Given task – Pick out each line in the items below that contains the word "chart" and copy those lines in full.

Material for the task –
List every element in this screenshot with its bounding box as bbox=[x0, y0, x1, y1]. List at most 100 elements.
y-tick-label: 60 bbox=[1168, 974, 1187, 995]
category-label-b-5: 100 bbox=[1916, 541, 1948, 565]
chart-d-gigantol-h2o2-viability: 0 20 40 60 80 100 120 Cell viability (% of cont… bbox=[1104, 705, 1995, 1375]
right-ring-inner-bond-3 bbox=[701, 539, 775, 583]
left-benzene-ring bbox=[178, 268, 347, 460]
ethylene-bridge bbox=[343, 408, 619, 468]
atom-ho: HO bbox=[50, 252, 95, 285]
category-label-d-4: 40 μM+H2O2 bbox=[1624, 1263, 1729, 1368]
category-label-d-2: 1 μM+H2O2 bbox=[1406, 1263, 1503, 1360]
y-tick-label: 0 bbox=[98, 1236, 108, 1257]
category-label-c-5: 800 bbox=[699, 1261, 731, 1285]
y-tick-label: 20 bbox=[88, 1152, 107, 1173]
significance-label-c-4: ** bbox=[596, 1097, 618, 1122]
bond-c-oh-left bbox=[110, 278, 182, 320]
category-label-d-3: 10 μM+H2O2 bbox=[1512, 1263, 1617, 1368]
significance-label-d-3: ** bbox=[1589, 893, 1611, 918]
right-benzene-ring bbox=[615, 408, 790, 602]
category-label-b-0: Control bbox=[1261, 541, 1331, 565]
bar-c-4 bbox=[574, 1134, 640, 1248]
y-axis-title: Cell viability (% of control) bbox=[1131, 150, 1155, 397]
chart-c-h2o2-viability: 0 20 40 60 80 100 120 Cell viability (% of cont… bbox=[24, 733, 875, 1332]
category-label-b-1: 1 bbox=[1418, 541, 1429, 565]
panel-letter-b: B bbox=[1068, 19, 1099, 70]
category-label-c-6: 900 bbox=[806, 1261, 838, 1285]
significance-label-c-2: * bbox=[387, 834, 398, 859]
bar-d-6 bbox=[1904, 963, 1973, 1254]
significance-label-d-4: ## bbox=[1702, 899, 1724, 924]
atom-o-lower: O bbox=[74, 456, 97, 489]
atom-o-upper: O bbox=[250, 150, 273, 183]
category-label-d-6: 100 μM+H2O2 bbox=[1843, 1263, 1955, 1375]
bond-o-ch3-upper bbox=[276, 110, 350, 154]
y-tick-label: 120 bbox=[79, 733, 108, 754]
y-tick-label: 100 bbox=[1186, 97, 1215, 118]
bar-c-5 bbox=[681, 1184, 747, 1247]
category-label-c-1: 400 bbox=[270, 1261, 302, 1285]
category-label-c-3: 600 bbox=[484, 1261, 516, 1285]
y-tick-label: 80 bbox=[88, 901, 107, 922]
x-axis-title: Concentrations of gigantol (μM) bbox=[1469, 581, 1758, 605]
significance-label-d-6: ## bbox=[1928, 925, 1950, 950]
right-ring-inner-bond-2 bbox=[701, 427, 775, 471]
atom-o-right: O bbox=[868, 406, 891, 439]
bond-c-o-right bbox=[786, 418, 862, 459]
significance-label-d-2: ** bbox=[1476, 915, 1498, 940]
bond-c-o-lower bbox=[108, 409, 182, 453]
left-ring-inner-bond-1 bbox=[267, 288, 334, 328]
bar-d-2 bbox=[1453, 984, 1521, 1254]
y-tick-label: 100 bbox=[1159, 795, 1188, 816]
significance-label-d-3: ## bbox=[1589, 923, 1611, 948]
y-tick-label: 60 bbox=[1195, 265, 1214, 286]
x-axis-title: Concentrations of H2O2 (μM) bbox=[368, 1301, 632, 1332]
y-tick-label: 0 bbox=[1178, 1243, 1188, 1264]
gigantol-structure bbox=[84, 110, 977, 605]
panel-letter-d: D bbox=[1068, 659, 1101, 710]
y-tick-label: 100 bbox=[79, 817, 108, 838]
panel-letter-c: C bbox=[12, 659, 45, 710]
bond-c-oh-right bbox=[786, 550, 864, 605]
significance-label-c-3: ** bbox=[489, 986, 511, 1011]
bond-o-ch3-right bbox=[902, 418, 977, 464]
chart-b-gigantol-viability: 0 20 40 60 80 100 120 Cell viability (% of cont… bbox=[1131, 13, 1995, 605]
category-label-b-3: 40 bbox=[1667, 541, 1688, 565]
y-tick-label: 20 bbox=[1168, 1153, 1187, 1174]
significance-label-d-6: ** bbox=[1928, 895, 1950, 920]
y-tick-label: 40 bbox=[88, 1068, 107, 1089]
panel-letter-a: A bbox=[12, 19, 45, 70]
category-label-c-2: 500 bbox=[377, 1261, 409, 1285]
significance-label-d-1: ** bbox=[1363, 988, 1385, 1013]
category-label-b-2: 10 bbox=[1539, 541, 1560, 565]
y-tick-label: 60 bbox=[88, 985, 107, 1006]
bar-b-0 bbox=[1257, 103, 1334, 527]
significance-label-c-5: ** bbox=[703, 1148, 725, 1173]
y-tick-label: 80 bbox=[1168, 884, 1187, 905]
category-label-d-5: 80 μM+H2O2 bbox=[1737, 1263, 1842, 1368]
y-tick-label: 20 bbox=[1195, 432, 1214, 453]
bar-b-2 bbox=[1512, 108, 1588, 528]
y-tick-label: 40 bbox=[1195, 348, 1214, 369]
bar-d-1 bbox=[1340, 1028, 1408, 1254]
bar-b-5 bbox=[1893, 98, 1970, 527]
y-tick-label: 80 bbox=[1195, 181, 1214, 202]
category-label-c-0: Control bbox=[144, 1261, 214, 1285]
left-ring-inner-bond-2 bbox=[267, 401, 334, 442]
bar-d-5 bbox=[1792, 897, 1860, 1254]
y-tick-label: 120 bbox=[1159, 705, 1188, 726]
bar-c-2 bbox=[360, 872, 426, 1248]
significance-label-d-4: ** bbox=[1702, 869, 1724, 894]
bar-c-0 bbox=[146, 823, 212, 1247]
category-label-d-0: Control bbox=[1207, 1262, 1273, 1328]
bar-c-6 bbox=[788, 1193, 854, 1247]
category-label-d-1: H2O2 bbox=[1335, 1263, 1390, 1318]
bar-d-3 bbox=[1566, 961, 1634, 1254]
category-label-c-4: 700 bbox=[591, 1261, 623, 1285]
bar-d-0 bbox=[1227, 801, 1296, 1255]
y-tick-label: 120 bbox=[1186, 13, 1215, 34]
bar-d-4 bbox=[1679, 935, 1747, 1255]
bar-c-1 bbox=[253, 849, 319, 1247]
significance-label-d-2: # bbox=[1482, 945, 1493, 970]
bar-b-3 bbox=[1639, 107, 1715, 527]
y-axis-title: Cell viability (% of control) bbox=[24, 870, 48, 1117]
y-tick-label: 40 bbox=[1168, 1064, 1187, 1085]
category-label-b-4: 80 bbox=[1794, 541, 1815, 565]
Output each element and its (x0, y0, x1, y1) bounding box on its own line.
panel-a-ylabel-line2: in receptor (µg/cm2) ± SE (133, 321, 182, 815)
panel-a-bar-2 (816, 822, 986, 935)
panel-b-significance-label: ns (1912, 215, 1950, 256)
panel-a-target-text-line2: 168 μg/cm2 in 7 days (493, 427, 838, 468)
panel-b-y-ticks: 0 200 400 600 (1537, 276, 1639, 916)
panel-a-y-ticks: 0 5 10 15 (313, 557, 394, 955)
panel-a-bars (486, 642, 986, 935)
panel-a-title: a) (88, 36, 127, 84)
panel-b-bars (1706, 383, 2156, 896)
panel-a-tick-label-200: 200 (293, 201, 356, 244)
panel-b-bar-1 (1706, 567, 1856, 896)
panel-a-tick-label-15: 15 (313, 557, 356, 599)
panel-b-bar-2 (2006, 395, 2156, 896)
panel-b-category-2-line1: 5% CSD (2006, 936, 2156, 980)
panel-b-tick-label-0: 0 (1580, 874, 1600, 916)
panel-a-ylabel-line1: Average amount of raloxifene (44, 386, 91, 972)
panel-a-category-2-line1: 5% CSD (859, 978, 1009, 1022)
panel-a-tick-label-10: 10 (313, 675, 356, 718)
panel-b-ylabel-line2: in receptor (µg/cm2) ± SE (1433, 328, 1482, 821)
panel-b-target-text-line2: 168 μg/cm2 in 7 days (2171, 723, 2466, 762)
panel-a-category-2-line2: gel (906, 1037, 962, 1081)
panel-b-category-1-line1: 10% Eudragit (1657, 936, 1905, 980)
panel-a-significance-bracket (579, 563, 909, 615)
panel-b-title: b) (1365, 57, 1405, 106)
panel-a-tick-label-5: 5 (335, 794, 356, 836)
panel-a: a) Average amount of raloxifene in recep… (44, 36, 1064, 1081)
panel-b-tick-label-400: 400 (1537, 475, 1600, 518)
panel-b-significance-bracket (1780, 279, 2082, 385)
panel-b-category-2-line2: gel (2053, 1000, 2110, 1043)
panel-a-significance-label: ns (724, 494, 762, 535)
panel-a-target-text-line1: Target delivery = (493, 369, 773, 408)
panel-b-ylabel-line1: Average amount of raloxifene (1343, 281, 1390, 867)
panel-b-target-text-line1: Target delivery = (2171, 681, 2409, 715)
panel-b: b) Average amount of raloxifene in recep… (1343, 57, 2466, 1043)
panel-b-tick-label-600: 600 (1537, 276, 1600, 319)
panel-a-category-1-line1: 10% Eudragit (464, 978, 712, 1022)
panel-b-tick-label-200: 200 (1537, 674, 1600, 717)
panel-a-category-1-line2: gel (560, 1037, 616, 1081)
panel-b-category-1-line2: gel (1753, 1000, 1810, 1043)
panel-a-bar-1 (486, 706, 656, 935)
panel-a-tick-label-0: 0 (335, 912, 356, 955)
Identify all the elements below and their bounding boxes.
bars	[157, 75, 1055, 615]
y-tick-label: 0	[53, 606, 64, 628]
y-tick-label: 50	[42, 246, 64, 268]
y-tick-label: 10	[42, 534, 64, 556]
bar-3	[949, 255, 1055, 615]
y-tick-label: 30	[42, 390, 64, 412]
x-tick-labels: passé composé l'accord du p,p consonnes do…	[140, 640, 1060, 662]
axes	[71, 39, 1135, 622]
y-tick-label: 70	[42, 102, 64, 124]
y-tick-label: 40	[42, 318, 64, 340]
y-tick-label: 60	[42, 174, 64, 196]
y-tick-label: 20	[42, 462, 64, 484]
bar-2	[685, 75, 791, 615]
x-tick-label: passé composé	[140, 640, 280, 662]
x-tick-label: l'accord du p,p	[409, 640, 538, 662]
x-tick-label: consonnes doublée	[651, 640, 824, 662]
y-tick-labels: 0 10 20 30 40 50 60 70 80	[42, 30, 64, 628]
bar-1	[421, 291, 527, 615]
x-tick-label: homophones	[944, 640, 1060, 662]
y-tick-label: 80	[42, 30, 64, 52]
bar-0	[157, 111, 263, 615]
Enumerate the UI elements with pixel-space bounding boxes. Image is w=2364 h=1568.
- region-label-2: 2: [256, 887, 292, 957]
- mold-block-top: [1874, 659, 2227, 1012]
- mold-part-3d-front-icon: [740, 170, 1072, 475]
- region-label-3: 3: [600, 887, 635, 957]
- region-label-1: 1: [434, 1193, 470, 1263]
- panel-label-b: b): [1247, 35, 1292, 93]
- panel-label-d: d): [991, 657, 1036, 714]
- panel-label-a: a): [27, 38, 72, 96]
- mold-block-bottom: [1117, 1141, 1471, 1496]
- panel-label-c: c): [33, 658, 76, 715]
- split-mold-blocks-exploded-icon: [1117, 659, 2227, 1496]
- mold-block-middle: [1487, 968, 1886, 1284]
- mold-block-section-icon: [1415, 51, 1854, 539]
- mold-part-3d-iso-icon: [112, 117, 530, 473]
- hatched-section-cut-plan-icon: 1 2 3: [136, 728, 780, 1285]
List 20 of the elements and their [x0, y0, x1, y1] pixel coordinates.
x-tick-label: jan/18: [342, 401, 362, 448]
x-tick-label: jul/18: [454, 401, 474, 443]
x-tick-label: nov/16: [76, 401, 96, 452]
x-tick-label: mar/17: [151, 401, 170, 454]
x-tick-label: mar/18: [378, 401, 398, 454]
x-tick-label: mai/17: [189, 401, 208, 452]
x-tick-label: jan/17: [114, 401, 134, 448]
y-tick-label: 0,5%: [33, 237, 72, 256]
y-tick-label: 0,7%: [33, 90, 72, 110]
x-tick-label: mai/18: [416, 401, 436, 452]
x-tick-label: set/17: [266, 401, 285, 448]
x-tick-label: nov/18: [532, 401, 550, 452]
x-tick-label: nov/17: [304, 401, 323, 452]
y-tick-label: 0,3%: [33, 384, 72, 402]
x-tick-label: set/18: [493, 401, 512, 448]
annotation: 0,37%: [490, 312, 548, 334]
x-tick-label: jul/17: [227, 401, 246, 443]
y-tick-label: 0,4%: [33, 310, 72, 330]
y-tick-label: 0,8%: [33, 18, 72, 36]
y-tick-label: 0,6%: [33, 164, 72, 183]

Right answer –
chart-d-gigantol-h2o2-viability: 0 20 40 60 80 100 120 Cell viability (% of cont… bbox=[1104, 705, 1995, 1375]
chart-c-h2o2-viability: 0 20 40 60 80 100 120 Cell viability (% of cont… bbox=[24, 733, 875, 1332]
chart-b-gigantol-viability: 0 20 40 60 80 100 120 Cell viability (% of cont… bbox=[1131, 13, 1995, 605]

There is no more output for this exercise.